— Start of GIVEN RECORDS —

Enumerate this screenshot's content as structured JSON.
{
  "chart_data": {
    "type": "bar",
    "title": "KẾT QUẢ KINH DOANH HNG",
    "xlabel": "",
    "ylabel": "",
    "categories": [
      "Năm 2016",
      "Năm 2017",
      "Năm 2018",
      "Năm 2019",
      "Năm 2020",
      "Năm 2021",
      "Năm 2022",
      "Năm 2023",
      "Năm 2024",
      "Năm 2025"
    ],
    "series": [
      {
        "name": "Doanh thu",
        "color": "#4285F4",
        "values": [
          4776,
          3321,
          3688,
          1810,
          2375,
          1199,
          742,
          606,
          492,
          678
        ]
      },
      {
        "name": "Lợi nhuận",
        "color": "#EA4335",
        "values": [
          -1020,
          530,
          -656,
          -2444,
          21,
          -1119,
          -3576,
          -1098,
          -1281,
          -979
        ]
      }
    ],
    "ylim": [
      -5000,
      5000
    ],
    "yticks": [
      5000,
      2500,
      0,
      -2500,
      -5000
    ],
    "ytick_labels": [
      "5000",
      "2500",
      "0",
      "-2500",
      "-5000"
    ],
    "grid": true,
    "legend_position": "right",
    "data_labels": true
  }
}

— End of GIVEN RECORDS —

> _STATED EXERCISE_:
Reproduce the records above exactly.

> _RESULT_:
Enumerate this screenshot's content as structured JSON.
{
  "chart_data": {
    "type": "bar",
    "title": "KẾT QUẢ KINH DOANH HNG",
    "xlabel": "",
    "ylabel": "",
    "categories": [
      "Năm 2016",
      "Năm 2017",
      "Năm 2018",
      "Năm 2019",
      "Năm 2020",
      "Năm 2021",
      "Năm 2022",
      "Năm 2023",
      "Năm 2024",
      "Năm 2025"
    ],
    "series": [
      {
        "name": "Doanh thu",
        "color": "#4285F4",
        "values": [
          4776,
          3321,
          3688,
          1810,
          2375,
          1199,
          742,
          606,
          492,
          678
        ]
      },
      {
        "name": "Lợi nhuận",
        "color": "#EA4335",
        "values": [
          -1020,
          530,
          -656,
          -2444,
          21,
          -1119,
          -3576,
          -1098,
          -1281,
          -979
        ]
      }
    ],
    "ylim": [
      -5000,
      5000
    ],
    "yticks": [
      5000,
      2500,
      0,
      -2500,
      -5000
    ],
    "ytick_labels": [
      "5000",
      "2500",
      "0",
      "-2500",
      "-5000"
    ],
    "grid": true,
    "legend_position": "right",
    "data_labels": true
  }
}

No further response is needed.